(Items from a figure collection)
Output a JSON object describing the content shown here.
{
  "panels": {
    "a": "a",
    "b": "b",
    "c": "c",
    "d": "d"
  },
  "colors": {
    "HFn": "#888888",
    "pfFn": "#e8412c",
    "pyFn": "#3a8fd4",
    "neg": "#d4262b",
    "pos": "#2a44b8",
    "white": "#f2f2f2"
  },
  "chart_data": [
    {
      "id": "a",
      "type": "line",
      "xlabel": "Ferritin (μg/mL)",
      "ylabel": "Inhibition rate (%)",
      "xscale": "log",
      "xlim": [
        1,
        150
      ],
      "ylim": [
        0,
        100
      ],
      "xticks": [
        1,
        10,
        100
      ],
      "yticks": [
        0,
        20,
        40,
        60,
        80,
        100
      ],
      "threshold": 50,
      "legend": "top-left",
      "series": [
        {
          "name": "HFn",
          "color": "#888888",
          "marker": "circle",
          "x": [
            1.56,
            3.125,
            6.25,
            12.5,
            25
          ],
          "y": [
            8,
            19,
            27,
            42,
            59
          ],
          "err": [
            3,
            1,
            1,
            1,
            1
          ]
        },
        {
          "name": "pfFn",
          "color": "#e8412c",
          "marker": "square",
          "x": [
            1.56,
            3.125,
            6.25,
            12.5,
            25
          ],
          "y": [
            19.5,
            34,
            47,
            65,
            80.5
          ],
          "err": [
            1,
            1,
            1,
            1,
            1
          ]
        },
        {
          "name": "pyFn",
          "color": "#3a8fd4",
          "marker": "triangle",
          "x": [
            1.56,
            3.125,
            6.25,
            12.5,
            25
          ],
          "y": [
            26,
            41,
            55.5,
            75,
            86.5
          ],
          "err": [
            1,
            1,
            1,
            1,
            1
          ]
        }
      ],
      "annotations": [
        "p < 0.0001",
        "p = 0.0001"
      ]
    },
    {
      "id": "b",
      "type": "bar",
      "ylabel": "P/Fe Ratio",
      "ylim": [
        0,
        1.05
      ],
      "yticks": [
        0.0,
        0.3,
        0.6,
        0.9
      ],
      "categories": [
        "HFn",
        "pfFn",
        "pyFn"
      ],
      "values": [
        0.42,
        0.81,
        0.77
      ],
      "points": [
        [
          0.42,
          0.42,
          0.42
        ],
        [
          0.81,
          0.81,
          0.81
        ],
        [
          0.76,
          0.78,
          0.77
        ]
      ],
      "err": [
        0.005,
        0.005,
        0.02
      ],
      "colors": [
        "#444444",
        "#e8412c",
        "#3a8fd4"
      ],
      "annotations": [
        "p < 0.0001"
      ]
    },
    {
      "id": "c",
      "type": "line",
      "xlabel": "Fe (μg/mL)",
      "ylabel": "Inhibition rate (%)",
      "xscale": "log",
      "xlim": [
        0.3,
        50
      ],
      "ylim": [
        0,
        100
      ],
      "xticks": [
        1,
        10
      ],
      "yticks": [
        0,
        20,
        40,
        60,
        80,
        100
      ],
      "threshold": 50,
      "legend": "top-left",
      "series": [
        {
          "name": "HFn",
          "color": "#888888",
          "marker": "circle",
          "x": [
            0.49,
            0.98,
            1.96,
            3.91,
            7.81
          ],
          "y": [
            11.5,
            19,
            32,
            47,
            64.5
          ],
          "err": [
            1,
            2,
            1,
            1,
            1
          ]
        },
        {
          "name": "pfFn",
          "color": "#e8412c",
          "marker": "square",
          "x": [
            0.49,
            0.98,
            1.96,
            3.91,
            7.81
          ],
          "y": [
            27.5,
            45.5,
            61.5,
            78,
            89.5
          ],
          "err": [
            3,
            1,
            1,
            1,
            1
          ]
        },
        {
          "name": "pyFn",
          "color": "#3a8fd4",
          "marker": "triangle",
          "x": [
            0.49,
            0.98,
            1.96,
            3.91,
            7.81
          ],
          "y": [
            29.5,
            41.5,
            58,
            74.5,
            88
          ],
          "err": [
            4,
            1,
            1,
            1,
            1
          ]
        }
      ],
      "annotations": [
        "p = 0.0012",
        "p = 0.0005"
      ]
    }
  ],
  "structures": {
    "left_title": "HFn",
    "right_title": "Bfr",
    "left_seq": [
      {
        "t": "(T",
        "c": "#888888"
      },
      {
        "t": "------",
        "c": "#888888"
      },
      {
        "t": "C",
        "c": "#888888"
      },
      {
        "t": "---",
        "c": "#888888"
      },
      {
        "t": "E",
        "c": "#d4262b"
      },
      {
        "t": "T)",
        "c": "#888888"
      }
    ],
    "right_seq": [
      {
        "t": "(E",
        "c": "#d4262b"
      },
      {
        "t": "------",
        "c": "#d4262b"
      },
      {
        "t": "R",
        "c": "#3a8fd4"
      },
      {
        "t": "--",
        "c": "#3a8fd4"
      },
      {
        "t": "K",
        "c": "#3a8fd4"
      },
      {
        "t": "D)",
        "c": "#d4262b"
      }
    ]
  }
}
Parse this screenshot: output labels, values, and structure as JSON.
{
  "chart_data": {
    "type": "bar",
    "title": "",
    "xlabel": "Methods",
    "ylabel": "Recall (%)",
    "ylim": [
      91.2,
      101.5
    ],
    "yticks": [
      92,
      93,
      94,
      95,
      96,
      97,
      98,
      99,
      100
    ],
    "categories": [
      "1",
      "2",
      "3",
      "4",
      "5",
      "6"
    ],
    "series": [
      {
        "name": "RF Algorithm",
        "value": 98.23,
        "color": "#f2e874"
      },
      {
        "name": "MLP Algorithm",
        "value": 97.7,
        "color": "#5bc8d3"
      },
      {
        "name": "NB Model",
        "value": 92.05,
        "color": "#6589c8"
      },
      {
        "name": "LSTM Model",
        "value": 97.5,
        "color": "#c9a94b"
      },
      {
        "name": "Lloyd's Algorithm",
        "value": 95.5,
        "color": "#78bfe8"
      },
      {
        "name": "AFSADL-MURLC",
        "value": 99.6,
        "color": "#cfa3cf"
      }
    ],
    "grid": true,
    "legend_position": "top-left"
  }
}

Exercise objective: Which lines in the listing above hold the word "xlabel"? Show each of them.

Written solution:
      "xlabel": "Ferritin (μg/mL)",
      "xlabel": "Fe (μg/mL)",
    "xlabel": "Methods",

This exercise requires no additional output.